▶ Given data
>>>>

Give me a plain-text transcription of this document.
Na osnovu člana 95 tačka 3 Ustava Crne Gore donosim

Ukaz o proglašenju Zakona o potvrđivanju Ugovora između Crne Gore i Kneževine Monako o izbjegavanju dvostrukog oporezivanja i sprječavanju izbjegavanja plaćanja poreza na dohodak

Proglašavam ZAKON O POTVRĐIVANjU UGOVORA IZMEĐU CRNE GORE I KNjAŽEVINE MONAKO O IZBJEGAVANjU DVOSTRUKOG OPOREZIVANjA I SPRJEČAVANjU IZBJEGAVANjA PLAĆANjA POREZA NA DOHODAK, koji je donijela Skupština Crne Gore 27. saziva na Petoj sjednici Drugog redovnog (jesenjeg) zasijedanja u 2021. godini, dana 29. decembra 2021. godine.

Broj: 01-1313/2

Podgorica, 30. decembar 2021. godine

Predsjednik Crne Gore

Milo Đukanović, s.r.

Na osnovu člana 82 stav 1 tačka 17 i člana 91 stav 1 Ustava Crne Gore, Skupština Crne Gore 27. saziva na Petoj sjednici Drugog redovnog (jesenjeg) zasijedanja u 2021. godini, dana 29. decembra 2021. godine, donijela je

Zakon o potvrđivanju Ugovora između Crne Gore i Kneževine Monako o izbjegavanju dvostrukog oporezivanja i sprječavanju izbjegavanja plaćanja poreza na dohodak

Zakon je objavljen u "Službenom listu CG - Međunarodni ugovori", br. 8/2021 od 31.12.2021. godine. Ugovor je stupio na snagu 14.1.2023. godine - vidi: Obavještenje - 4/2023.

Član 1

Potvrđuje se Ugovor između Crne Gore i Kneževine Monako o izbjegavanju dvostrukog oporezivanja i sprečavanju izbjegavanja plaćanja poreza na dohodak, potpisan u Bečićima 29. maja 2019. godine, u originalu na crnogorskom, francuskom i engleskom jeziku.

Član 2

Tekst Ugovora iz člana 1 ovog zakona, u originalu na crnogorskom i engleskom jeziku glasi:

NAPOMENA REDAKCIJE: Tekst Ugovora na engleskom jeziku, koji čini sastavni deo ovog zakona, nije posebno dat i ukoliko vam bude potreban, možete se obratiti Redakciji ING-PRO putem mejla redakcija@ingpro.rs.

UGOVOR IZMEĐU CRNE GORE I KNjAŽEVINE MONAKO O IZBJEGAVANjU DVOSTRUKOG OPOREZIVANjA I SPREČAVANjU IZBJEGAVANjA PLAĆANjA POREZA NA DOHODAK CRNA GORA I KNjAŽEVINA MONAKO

<<<<

Gather each line in these records that contains the string "sjednici".

Proglašavam ZAKON O POTVRĐIVANjU UGOVORA IZMEĐU CRNE GORE I KNjAŽEVINE MONAKO O IZBJEGAVANjU DVOSTRUKOG OPOREZIVANjA I SPRJEČAVANjU IZBJEGAVANjA PLAĆANjA POREZA NA DOHODAK, koji je donijela Skupština Crne Gore 27. saziva na Petoj sjednici Drugog redovnog (jesenjeg) zasijedanja u 2021. godini, dana 29. decembra 2021. godine.
Na osnovu člana 82 stav 1 tačka 17 i člana 91 stav 1 Ustava Crne Gore, Skupština Crne Gore 27. saziva na Petoj sjednici Drugog redovnog (jesenjeg) zasijedanja u 2021. godini, dana 29. decembra 2021. godine, donijela je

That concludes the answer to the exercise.